● Your goal:
Tally the lines that contain the string "this" and state that total without comment.

* Begin Exercise input *

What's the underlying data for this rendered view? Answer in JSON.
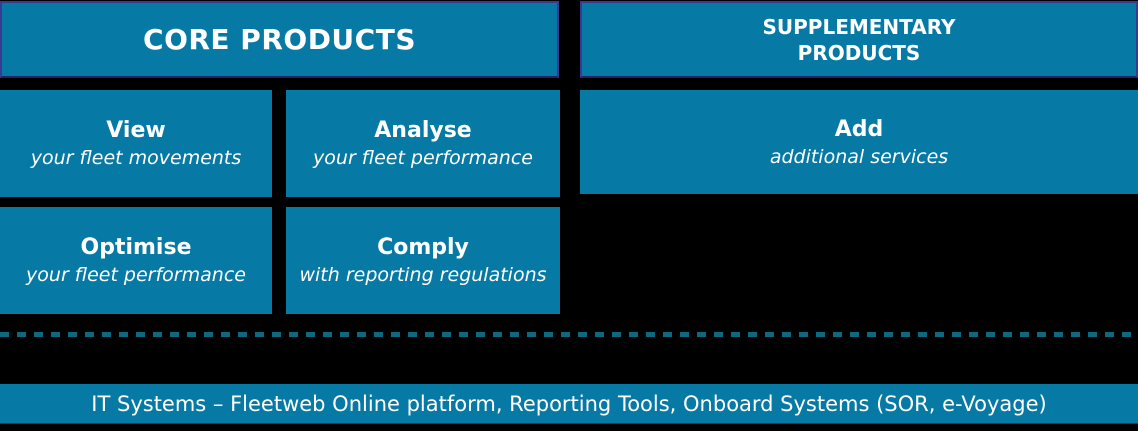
{
  "colors": {
    "background": "#000000",
    "box_teal": "#0679a4",
    "header_border_blue": "#3a3a94",
    "dash_teal": "#0e6880",
    "text_white": "#ffffff"
  },
  "headers": {
    "core": {
      "label": "CORE PRODUCTS"
    },
    "supplementary": {
      "label": "SUPPLEMENTARY\nPRODUCTS"
    }
  },
  "core_boxes": [
    {
      "id": "view",
      "title": "View",
      "subtitle": "your fleet movements"
    },
    {
      "id": "analyse",
      "title": "Analyse",
      "subtitle": "your fleet performance"
    },
    {
      "id": "optimise",
      "title": "Optimise",
      "subtitle": "your fleet performance"
    },
    {
      "id": "comply",
      "title": "Comply",
      "subtitle": "with reporting regulations"
    }
  ],
  "supplementary_boxes": [
    {
      "id": "add",
      "title": "Add",
      "subtitle": "additional services"
    }
  ],
  "footer": {
    "label": "IT Systems – Fleetweb Online platform, Reporting Tools, Onboard Systems (SOR, e-Voyage)"
  }
}
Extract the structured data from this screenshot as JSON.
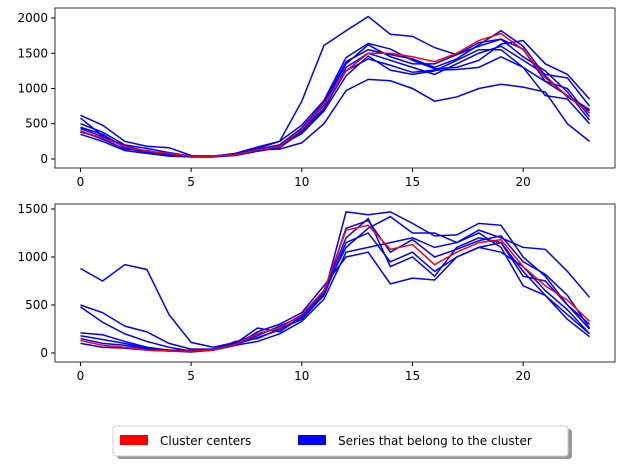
{
  "chart_data": [
    {
      "type": "line",
      "xlim": [
        -1.15,
        24.15
      ],
      "ylim": [
        -128,
        2142
      ],
      "xticks": [
        0,
        5,
        10,
        15,
        20
      ],
      "yticks": [
        0,
        500,
        1000,
        1500,
        2000
      ],
      "x": [
        0,
        1,
        2,
        3,
        4,
        5,
        6,
        7,
        8,
        9,
        10,
        11,
        12,
        13,
        14,
        15,
        16,
        17,
        18,
        19,
        20,
        21,
        22,
        23
      ],
      "series": [
        {
          "color": "#0000ff",
          "values": [
            380,
            300,
            180,
            100,
            80,
            40,
            40,
            70,
            150,
            250,
            820,
            1610,
            1820,
            2020,
            1770,
            1740,
            1580,
            1480,
            1600,
            1700,
            1560,
            1100,
            900,
            700
          ]
        },
        {
          "color": "#0000ff",
          "values": [
            580,
            330,
            180,
            110,
            70,
            40,
            40,
            60,
            130,
            140,
            230,
            500,
            970,
            1130,
            1110,
            1000,
            820,
            880,
            1000,
            1060,
            1020,
            950,
            500,
            250
          ]
        },
        {
          "color": "#0000ff",
          "values": [
            620,
            480,
            250,
            180,
            160,
            50,
            40,
            80,
            170,
            250,
            480,
            830,
            1440,
            1640,
            1560,
            1400,
            1280,
            1300,
            1400,
            1630,
            1680,
            1350,
            1200,
            850
          ]
        },
        {
          "color": "#0000ff",
          "values": [
            450,
            350,
            160,
            90,
            50,
            30,
            30,
            60,
            120,
            160,
            400,
            720,
            1250,
            1420,
            1330,
            1230,
            1260,
            1270,
            1300,
            1450,
            1300,
            1100,
            1000,
            600
          ]
        },
        {
          "color": "#0000ff",
          "values": [
            350,
            250,
            120,
            80,
            40,
            30,
            30,
            50,
            110,
            160,
            380,
            700,
            1300,
            1500,
            1400,
            1300,
            1200,
            1350,
            1500,
            1600,
            1400,
            1200,
            1150,
            750
          ]
        },
        {
          "color": "#0000ff",
          "values": [
            500,
            380,
            200,
            150,
            90,
            40,
            40,
            60,
            120,
            180,
            420,
            760,
            1350,
            1620,
            1450,
            1350,
            1350,
            1480,
            1650,
            1700,
            1450,
            1250,
            950,
            550
          ]
        },
        {
          "color": "#0000ff",
          "values": [
            400,
            280,
            140,
            120,
            60,
            30,
            30,
            70,
            130,
            190,
            360,
            680,
            1180,
            1460,
            1260,
            1200,
            1250,
            1400,
            1550,
            1550,
            1300,
            900,
            850,
            500
          ]
        },
        {
          "color": "#0000ff",
          "values": [
            430,
            320,
            190,
            110,
            70,
            40,
            40,
            70,
            140,
            200,
            440,
            800,
            1380,
            1550,
            1480,
            1420,
            1300,
            1420,
            1620,
            1820,
            1600,
            1180,
            880,
            680
          ]
        },
        {
          "color": "#ff0000",
          "values": [
            390,
            300,
            180,
            110,
            80,
            40,
            40,
            60,
            130,
            180,
            420,
            780,
            1250,
            1500,
            1500,
            1450,
            1380,
            1500,
            1680,
            1780,
            1550,
            1150,
            900,
            650
          ]
        }
      ]
    },
    {
      "type": "line",
      "xlim": [
        -1.15,
        24.15
      ],
      "ylim": [
        -94,
        1552
      ],
      "xticks": [
        0,
        5,
        10,
        15,
        20
      ],
      "yticks": [
        0,
        500,
        1000,
        1500
      ],
      "x": [
        0,
        1,
        2,
        3,
        4,
        5,
        6,
        7,
        8,
        9,
        10,
        11,
        12,
        13,
        14,
        15,
        16,
        17,
        18,
        19,
        20,
        21,
        22,
        23
      ],
      "series": [
        {
          "color": "#0000ff",
          "values": [
            880,
            750,
            920,
            870,
            400,
            110,
            60,
            110,
            200,
            260,
            400,
            650,
            1100,
            1300,
            1420,
            1250,
            1250,
            1150,
            1280,
            1200,
            1100,
            1080,
            850,
            580
          ]
        },
        {
          "color": "#0000ff",
          "values": [
            500,
            420,
            280,
            220,
            100,
            40,
            40,
            100,
            180,
            280,
            380,
            600,
            1470,
            1440,
            1470,
            1350,
            1220,
            1230,
            1350,
            1330,
            1000,
            800,
            500,
            300
          ]
        },
        {
          "color": "#0000ff",
          "values": [
            480,
            320,
            200,
            120,
            60,
            20,
            30,
            80,
            220,
            300,
            420,
            700,
            1000,
            1050,
            720,
            780,
            760,
            1000,
            1100,
            1150,
            850,
            600,
            400,
            200
          ]
        },
        {
          "color": "#0000ff",
          "values": [
            210,
            190,
            120,
            60,
            30,
            20,
            40,
            100,
            260,
            220,
            380,
            640,
            1200,
            1400,
            900,
            1000,
            800,
            1100,
            1200,
            1150,
            800,
            750,
            500,
            250
          ]
        },
        {
          "color": "#0000ff",
          "values": [
            150,
            100,
            80,
            40,
            20,
            20,
            30,
            120,
            150,
            250,
            350,
            600,
            1150,
            1250,
            950,
            1050,
            850,
            1000,
            1100,
            1050,
            900,
            650,
            450,
            200
          ]
        },
        {
          "color": "#0000ff",
          "values": [
            100,
            60,
            50,
            30,
            20,
            10,
            30,
            80,
            120,
            200,
            330,
            560,
            1050,
            1100,
            1150,
            1200,
            1100,
            1150,
            1250,
            1100,
            700,
            600,
            350,
            170
          ]
        },
        {
          "color": "#0000ff",
          "values": [
            180,
            140,
            100,
            50,
            30,
            30,
            40,
            90,
            160,
            240,
            370,
            620,
            1300,
            1380,
            1050,
            1180,
            1000,
            1080,
            1170,
            1220,
            950,
            820,
            600,
            260
          ]
        },
        {
          "color": "#ff0000",
          "values": [
            130,
            80,
            60,
            30,
            20,
            20,
            30,
            90,
            200,
            260,
            400,
            650,
            1280,
            1330,
            1080,
            1130,
            920,
            1050,
            1150,
            1180,
            900,
            700,
            550,
            330
          ]
        }
      ]
    }
  ],
  "legend": {
    "items": [
      {
        "label": "Cluster centers",
        "color": "#ff0000"
      },
      {
        "label": "Series that belong to the cluster",
        "color": "#0000ff"
      }
    ]
  }
}
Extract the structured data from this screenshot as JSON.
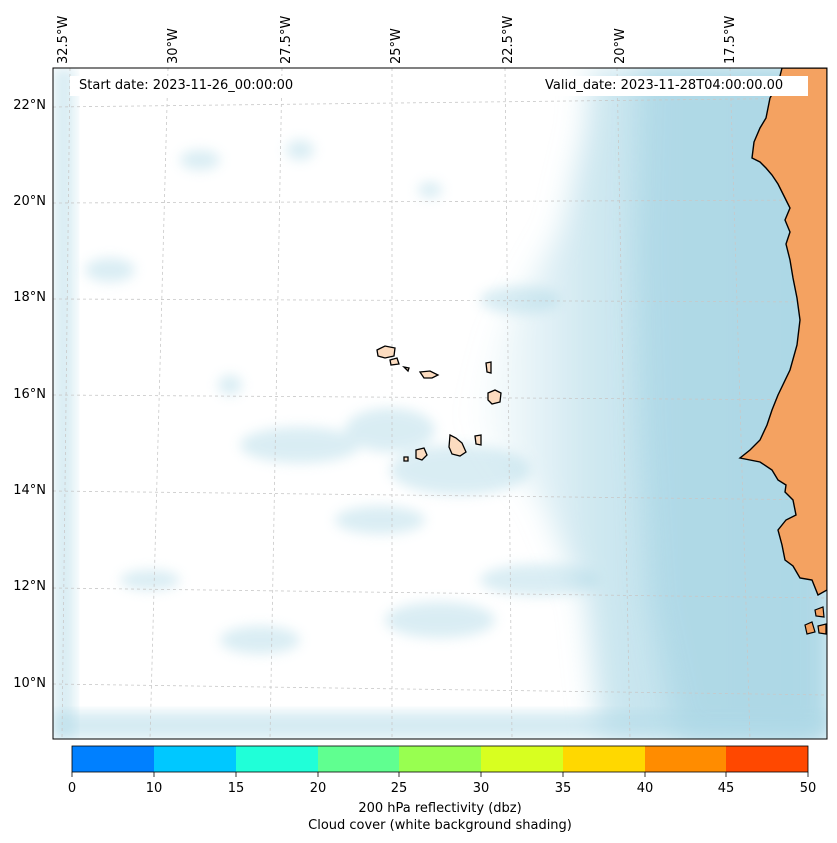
{
  "map": {
    "start_date_label": "Start date: 2023-11-26_00:00:00",
    "valid_date_label": "Valid_date: 2023-11-28T04:00:00.00",
    "longitude_labels": [
      "32.5°W",
      "30°W",
      "27.5°W",
      "25°W",
      "22.5°W",
      "20°W",
      "17.5°W"
    ],
    "latitude_labels": [
      "22°N",
      "20°N",
      "18°N",
      "16°N",
      "14°N",
      "12°N",
      "10°N"
    ],
    "colors": {
      "ocean_cloud": "#add8e6",
      "land_islands": "#fcdcc0",
      "land_mainland": "#f4a261",
      "coastline": "#000000",
      "gridline": "#c8c8c8"
    }
  },
  "colorbar": {
    "ticks": [
      "0",
      "10",
      "15",
      "20",
      "25",
      "30",
      "35",
      "40",
      "45",
      "50"
    ],
    "colors": [
      "#0080ff",
      "#00c8ff",
      "#20ffd8",
      "#60ff90",
      "#98ff50",
      "#d8ff20",
      "#ffd800",
      "#ff8c00",
      "#ff4800"
    ],
    "label_line1": "200 hPa reflectivity (dbz)",
    "label_line2": "Cloud cover (white background shading)"
  }
}
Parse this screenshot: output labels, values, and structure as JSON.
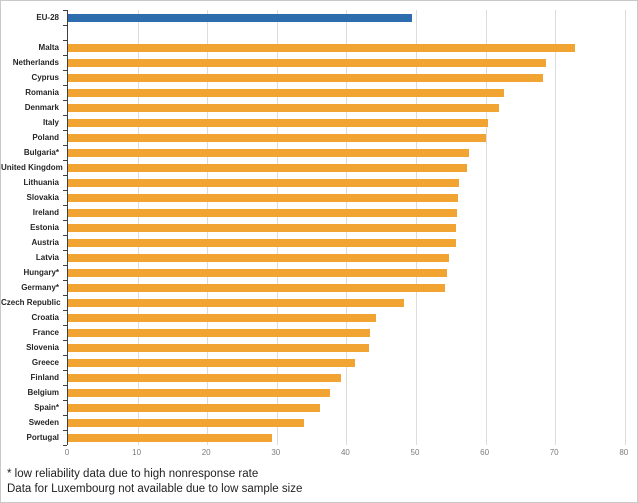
{
  "chart_data": {
    "type": "bar",
    "orientation": "horizontal",
    "title": "",
    "xlabel": "",
    "ylabel": "",
    "xlim": [
      0,
      80
    ],
    "x_ticks": [
      0,
      10,
      20,
      30,
      40,
      50,
      60,
      70,
      80
    ],
    "grid": true,
    "legend": "none",
    "colors": {
      "eu_bar": "#2e6dad",
      "country_bar": "#f2a432",
      "gridline": "#dcdcdc",
      "axis_line": "#3f3f3f",
      "axis_tick_label": "#7b7b7b",
      "category_label": "#262626"
    },
    "rows": [
      {
        "label": "EU-28",
        "value": 49.4,
        "kind": "eu"
      },
      {
        "label": "",
        "value": null,
        "kind": "spacer"
      },
      {
        "label": "Malta",
        "value": 72.8,
        "kind": "country"
      },
      {
        "label": "Netherlands",
        "value": 68.7,
        "kind": "country"
      },
      {
        "label": "Cyprus",
        "value": 68.2,
        "kind": "country"
      },
      {
        "label": "Romania",
        "value": 62.7,
        "kind": "country"
      },
      {
        "label": "Denmark",
        "value": 61.9,
        "kind": "country"
      },
      {
        "label": "Italy",
        "value": 60.3,
        "kind": "country"
      },
      {
        "label": "Poland",
        "value": 60.0,
        "kind": "country"
      },
      {
        "label": "Bulgaria*",
        "value": 57.6,
        "kind": "country"
      },
      {
        "label": "United Kingdom",
        "value": 57.3,
        "kind": "country"
      },
      {
        "label": "Lithuania",
        "value": 56.2,
        "kind": "country"
      },
      {
        "label": "Slovakia",
        "value": 56.1,
        "kind": "country"
      },
      {
        "label": "Ireland",
        "value": 55.9,
        "kind": "country"
      },
      {
        "label": "Estonia",
        "value": 55.8,
        "kind": "country"
      },
      {
        "label": "Austria",
        "value": 55.7,
        "kind": "country"
      },
      {
        "label": "Latvia",
        "value": 54.7,
        "kind": "country"
      },
      {
        "label": "Hungary*",
        "value": 54.5,
        "kind": "country"
      },
      {
        "label": "Germany*",
        "value": 54.1,
        "kind": "country"
      },
      {
        "label": "Czech Republic",
        "value": 48.3,
        "kind": "country"
      },
      {
        "label": "Croatia",
        "value": 44.2,
        "kind": "country"
      },
      {
        "label": "France",
        "value": 43.4,
        "kind": "country"
      },
      {
        "label": "Slovenia",
        "value": 43.2,
        "kind": "country"
      },
      {
        "label": "Greece",
        "value": 41.3,
        "kind": "country"
      },
      {
        "label": "Finland",
        "value": 39.2,
        "kind": "country"
      },
      {
        "label": "Belgium",
        "value": 37.7,
        "kind": "country"
      },
      {
        "label": "Spain*",
        "value": 36.2,
        "kind": "country"
      },
      {
        "label": "Sweden",
        "value": 33.9,
        "kind": "country"
      },
      {
        "label": "Portugal",
        "value": 29.3,
        "kind": "country"
      }
    ]
  },
  "footnotes": [
    "* low reliability data due to high nonresponse rate",
    "Data for Luxembourg not available due to low sample size"
  ]
}
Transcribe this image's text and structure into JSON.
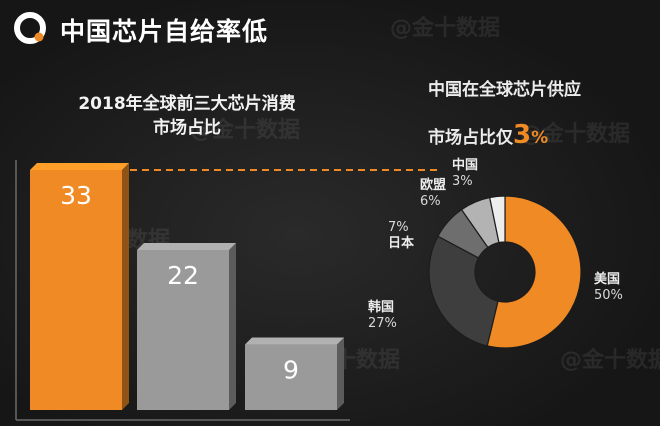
{
  "header": {
    "title": "中国芯片自给率低"
  },
  "watermark": "@金十数据",
  "colors": {
    "accent": "#f08a24",
    "bar_gray": "#9a9a9a",
    "donut_dark": "#3e3e3e",
    "donut_mid": "#6e6e6e",
    "donut_light": "#b3b3b3",
    "donut_white": "#ededed"
  },
  "bar_panel": {
    "title_line1": "2018年全球前三大芯片消费",
    "title_line2": "市场占比"
  },
  "side_note": {
    "line1": "中国在全球芯片供应",
    "line2_prefix": "市场占比仅",
    "value": "3",
    "unit": "%"
  },
  "chart_data": [
    {
      "type": "bar",
      "title": "2018年全球前三大芯片消费市场占比",
      "categories": [
        "",
        "",
        ""
      ],
      "values": [
        33,
        22,
        9
      ],
      "data_labels": [
        "33",
        "22",
        "9"
      ],
      "colors": [
        "#f08a24",
        "#9a9a9a",
        "#9a9a9a"
      ],
      "ylim": [
        0,
        35
      ]
    },
    {
      "type": "pie",
      "title": "中国在全球芯片供应市场占比仅3%",
      "donut": true,
      "slices": [
        {
          "label": "美国",
          "value": 50,
          "value_label": "50%",
          "color": "#f08a24"
        },
        {
          "label": "韩国",
          "value": 27,
          "value_label": "27%",
          "color": "#3e3e3e"
        },
        {
          "label": "日本",
          "value": 7,
          "value_label": "7%",
          "color": "#6e6e6e"
        },
        {
          "label": "欧盟",
          "value": 6,
          "value_label": "6%",
          "color": "#b3b3b3"
        },
        {
          "label": "中国",
          "value": 3,
          "value_label": "3%",
          "color": "#ededed"
        }
      ]
    }
  ]
}
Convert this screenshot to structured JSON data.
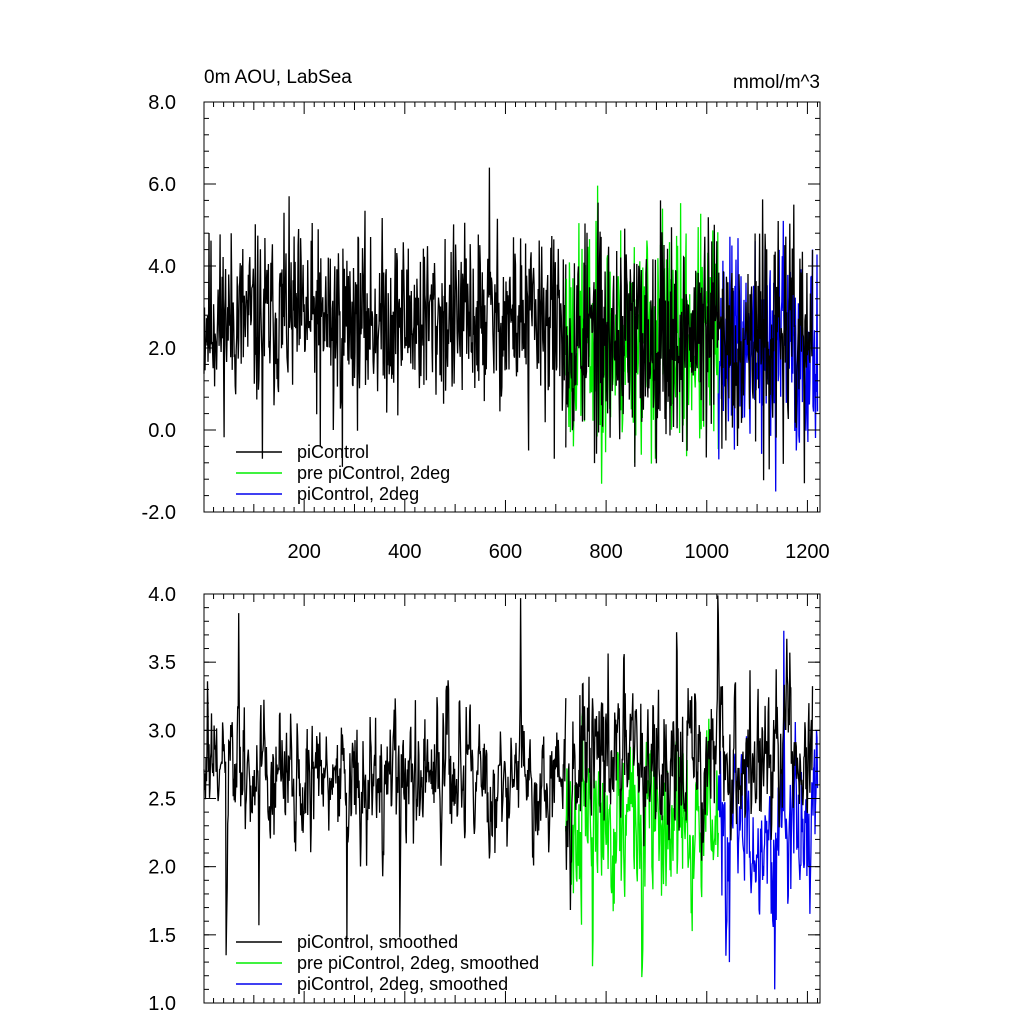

* End Exercise input *

● Answer to the exercise:
6